-- What is required --
Keep only the lines where "funzione" appears.

-- Data records --
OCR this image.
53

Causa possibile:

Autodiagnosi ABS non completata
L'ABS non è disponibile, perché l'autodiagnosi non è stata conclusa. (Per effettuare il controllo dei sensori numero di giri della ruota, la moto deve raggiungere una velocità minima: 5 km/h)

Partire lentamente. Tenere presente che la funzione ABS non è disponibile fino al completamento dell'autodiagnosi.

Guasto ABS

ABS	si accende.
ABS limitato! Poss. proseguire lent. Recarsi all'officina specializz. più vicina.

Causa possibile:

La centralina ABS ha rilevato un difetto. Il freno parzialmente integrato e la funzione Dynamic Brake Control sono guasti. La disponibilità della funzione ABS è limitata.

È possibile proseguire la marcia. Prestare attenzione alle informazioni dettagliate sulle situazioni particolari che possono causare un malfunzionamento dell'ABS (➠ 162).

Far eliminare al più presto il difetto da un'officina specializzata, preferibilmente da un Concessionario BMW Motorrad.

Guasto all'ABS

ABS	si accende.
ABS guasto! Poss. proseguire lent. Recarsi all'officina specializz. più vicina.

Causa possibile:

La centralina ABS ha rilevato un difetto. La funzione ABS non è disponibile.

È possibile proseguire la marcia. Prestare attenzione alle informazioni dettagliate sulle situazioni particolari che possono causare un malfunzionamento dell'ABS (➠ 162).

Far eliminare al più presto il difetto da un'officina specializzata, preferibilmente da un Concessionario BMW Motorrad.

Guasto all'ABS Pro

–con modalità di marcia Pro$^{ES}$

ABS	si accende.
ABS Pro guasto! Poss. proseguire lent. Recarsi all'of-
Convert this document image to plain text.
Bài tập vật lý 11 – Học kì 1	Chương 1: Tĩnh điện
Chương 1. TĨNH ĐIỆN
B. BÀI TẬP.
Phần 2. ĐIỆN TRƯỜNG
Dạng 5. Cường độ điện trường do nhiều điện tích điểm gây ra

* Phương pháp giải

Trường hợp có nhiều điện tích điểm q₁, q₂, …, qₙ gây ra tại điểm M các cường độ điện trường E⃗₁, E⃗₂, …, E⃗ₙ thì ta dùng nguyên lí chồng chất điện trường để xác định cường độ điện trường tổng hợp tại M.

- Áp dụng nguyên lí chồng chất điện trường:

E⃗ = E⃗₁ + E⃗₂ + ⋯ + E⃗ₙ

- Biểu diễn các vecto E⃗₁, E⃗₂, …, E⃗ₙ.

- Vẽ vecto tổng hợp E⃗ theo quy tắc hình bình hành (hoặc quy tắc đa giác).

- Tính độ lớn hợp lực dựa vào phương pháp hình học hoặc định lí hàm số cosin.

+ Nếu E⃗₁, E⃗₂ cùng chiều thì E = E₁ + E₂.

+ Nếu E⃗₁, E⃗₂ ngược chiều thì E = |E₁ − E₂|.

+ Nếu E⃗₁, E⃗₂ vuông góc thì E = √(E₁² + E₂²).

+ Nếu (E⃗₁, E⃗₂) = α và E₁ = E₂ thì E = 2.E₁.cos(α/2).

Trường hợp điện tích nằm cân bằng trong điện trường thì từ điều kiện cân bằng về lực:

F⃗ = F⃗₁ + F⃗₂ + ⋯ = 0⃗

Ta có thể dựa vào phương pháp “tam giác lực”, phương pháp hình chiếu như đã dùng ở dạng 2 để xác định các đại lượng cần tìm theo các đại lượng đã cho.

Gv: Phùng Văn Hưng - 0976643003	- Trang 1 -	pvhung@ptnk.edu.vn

-- Task solution --
Partire lentamente. Tenere presente che la funzione ABS non è disponibile fino al completamento dell'autodiagnosi.
La centralina ABS ha rilevato un difetto. Il freno parzialmente integrato e la funzione Dynamic Brake Control sono guasti. La disponibilità della funzione ABS è limitata.
La centralina ABS ha rilevato un difetto. La funzione ABS non è disponibile.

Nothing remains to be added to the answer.